Figure dataset records -

========

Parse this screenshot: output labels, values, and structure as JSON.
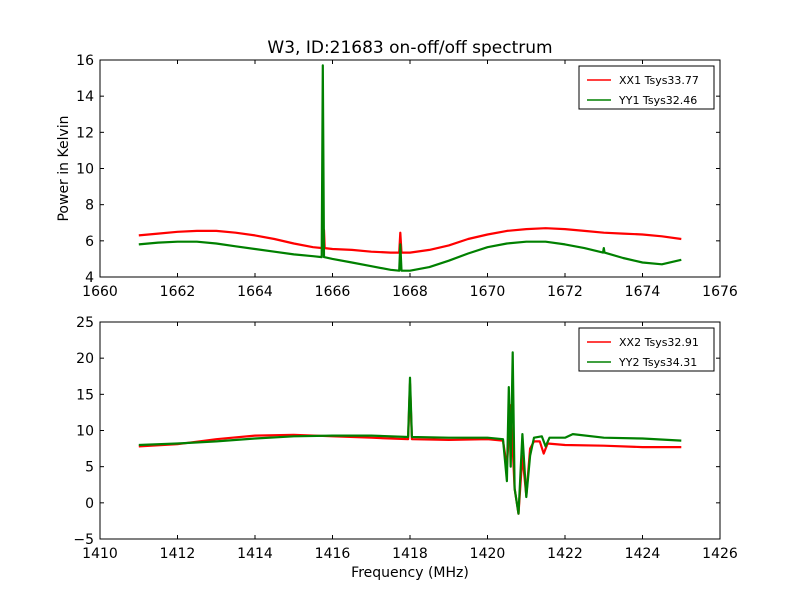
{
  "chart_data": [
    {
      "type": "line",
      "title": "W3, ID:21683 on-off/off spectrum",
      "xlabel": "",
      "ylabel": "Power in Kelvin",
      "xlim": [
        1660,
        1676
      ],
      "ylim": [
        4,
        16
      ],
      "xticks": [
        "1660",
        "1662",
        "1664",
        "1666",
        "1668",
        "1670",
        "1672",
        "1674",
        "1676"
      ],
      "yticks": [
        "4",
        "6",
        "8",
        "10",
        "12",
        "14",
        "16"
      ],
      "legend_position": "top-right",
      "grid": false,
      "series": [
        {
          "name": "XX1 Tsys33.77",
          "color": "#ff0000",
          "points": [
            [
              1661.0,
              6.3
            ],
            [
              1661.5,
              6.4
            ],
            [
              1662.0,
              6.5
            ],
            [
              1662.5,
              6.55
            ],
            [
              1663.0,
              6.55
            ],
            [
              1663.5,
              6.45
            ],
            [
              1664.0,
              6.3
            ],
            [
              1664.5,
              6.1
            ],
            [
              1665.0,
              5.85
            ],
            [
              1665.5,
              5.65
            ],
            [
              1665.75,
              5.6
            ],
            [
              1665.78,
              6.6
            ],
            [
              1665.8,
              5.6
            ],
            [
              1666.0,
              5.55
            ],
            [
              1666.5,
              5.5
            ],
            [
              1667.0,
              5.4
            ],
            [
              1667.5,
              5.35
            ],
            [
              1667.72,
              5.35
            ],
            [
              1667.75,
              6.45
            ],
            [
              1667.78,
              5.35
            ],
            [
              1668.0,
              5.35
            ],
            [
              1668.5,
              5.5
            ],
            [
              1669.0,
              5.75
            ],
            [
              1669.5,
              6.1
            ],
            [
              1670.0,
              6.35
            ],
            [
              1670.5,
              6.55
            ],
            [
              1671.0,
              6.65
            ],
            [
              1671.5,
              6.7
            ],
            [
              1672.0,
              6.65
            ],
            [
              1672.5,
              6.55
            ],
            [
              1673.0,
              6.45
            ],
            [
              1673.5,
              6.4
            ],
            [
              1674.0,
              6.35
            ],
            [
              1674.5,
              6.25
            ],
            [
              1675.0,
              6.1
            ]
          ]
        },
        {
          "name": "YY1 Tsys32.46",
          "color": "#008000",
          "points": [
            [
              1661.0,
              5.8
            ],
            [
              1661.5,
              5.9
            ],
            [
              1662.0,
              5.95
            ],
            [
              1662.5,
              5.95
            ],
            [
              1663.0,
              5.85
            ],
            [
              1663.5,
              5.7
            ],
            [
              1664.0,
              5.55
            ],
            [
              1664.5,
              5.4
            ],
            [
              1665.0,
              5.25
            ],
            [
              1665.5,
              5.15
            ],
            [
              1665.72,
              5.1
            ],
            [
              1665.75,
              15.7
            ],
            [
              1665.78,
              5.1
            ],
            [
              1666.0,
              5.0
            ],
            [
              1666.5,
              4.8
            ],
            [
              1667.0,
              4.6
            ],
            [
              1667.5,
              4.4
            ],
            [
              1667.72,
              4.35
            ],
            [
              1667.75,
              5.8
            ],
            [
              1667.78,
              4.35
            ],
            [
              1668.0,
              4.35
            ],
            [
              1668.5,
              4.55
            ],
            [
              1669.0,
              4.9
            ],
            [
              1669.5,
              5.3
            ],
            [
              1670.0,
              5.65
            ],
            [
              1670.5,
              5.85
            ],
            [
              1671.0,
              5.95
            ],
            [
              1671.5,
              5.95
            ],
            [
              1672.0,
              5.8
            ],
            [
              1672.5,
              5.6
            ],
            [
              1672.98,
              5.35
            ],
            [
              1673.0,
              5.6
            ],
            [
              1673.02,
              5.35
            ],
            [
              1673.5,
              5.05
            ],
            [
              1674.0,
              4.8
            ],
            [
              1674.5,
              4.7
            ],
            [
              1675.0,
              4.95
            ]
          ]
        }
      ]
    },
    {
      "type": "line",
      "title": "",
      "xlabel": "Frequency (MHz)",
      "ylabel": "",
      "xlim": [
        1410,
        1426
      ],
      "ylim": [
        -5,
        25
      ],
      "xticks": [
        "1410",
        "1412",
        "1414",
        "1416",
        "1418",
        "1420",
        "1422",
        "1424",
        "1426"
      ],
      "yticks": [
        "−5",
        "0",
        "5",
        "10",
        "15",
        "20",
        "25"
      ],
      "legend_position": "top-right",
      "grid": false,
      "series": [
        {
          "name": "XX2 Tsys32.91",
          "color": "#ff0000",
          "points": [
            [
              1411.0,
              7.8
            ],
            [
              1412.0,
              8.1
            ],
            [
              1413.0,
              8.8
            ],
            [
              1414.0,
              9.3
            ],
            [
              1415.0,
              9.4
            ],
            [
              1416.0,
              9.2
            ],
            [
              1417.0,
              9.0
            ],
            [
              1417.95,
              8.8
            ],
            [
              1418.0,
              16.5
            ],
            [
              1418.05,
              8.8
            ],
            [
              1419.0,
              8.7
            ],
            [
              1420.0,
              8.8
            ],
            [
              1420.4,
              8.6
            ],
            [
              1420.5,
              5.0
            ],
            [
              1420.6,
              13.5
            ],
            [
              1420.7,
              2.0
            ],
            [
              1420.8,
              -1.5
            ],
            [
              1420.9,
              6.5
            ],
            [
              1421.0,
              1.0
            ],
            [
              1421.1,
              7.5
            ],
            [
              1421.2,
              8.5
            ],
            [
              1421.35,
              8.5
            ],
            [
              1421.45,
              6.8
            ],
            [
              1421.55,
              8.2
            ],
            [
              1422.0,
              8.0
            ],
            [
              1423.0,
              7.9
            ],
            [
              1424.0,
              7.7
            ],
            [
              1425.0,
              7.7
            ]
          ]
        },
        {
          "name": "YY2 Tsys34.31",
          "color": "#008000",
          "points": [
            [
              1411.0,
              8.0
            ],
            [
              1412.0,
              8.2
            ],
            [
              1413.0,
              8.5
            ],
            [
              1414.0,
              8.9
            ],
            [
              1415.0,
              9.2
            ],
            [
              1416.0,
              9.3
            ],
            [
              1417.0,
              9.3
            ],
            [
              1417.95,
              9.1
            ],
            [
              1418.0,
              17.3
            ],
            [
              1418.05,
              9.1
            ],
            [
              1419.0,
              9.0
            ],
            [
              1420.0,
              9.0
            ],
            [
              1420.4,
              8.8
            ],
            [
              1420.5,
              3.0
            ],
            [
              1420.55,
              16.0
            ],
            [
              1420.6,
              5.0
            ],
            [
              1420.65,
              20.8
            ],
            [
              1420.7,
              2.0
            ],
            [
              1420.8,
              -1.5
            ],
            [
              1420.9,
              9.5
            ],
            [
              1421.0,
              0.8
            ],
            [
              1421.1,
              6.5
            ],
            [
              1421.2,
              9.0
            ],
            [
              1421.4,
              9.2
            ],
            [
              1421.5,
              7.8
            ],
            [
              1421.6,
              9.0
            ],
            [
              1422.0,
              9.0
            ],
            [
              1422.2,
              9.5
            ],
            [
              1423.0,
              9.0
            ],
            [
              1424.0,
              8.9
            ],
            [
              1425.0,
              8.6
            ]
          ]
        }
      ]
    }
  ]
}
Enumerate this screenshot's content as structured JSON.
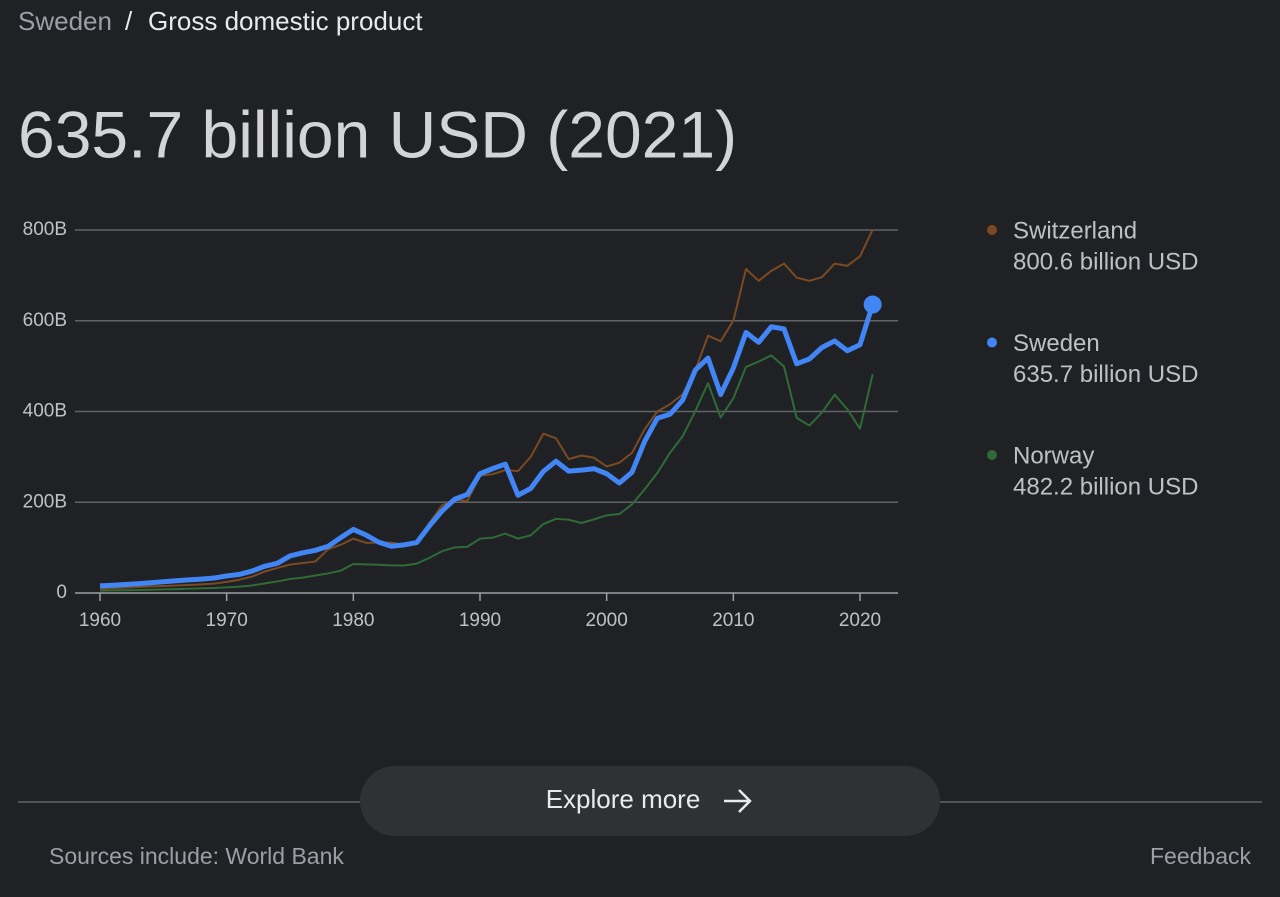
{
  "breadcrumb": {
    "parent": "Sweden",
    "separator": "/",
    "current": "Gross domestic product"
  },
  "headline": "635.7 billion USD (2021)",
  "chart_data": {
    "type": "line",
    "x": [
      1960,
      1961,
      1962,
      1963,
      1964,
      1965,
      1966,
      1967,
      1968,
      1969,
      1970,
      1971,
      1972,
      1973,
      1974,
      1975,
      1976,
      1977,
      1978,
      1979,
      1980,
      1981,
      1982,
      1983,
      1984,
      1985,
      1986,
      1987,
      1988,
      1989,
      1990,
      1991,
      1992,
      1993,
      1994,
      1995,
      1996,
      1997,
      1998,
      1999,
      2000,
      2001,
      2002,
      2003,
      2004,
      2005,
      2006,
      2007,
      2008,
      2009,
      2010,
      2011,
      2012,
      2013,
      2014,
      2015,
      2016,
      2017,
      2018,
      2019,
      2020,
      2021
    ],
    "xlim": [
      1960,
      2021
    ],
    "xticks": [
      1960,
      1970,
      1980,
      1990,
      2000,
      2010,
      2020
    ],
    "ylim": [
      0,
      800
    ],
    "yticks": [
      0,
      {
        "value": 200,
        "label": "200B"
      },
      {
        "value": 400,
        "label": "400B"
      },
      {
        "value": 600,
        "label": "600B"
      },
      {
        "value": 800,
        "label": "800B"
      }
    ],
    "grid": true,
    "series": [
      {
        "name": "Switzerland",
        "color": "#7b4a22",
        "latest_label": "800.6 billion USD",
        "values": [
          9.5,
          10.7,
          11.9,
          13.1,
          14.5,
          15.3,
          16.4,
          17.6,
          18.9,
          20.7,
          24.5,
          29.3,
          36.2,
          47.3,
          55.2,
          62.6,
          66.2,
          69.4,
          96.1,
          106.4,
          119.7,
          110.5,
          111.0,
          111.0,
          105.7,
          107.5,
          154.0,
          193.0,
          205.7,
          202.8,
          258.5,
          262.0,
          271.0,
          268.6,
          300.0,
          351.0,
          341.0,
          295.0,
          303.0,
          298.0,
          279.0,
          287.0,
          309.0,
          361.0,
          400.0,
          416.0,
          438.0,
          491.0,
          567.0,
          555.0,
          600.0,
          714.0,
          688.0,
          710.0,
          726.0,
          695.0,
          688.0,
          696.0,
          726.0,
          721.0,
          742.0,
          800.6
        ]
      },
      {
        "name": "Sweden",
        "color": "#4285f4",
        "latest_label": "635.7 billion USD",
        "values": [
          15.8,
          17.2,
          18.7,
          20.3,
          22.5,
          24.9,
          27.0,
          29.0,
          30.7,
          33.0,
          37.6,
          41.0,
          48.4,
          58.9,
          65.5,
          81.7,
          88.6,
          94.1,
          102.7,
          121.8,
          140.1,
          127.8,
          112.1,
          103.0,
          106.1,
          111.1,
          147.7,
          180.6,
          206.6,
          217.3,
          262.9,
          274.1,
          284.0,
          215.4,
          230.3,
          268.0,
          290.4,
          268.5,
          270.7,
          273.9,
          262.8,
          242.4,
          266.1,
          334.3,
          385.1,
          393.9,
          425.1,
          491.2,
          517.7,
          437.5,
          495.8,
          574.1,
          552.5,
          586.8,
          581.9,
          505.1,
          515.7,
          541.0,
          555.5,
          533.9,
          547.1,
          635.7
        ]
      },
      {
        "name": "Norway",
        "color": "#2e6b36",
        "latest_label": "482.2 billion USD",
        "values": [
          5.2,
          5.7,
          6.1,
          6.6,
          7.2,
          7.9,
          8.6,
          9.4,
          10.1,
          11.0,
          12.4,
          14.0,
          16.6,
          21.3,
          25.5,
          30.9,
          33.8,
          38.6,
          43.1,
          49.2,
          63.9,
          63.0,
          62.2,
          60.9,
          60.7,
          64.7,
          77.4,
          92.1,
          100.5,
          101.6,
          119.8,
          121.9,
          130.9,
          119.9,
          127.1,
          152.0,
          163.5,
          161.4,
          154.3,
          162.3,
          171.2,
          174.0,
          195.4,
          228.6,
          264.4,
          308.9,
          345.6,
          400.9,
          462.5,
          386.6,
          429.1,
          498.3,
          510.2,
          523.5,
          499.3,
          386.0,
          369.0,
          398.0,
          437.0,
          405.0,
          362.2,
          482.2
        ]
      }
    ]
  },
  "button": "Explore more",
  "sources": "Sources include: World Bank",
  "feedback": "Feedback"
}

========

Work to complete - Identify each line in the records above containing the word "screenshot"; copy those lines.

Task output -
Parse this screenshot: output labels, values, and structure as JSON.
Enumerate this screenshot's content as structured JSON.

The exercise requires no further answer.